What is asked: How many lines of these entries hold the string "dich"? Answer with the number alone.

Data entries
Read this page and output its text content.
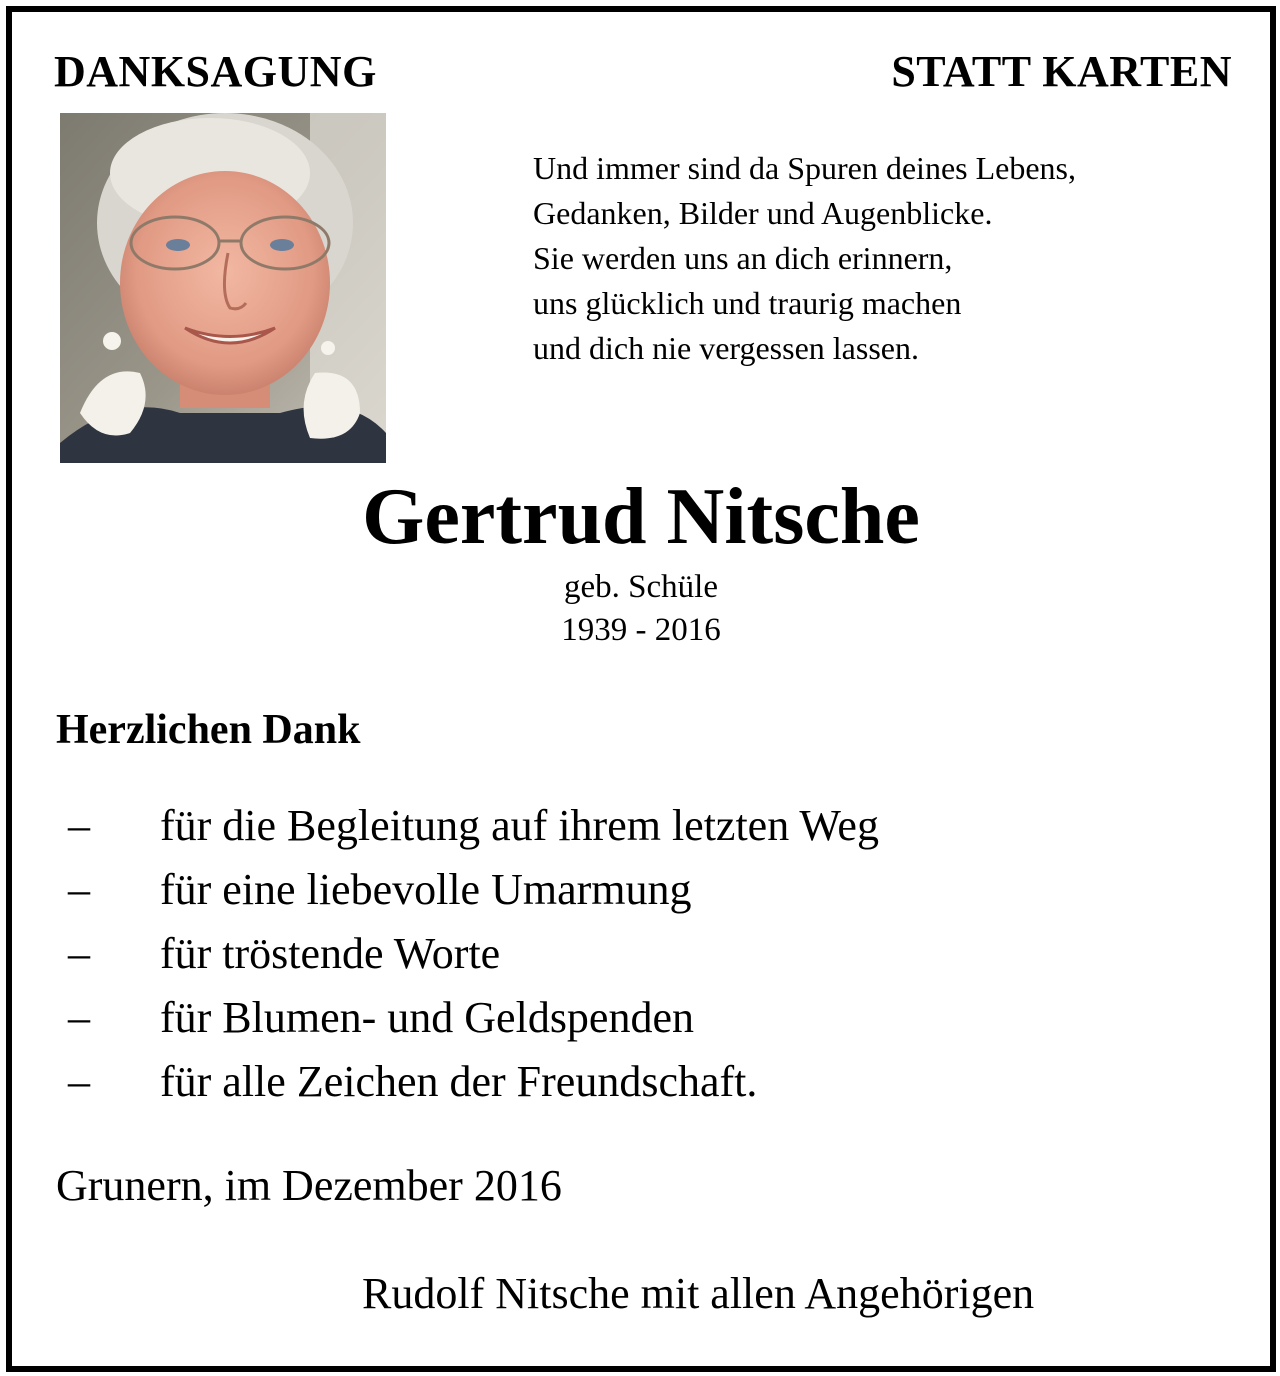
DANKSAGUNG	STATT KARTEN
Und immer sind da Spuren deines Lebens,
Gedanken, Bilder und Augenblicke.
Sie werden uns an dich erinnern,
uns glücklich und traurig machen
und dich nie vergessen lassen.
Gertrud Nitsche
geb. Schüle
1939 - 2016
Herzlichen Dank
–	für die Begleitung auf ihrem letzten Weg
–	für eine liebevolle Umarmung
–	für tröstende Worte
–	für Blumen- und Geldspenden
–	für alle Zeichen der Freundschaft.
Grunern, im Dezember 2016
Rudolf Nitsche mit allen Angehörigen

The solution: 2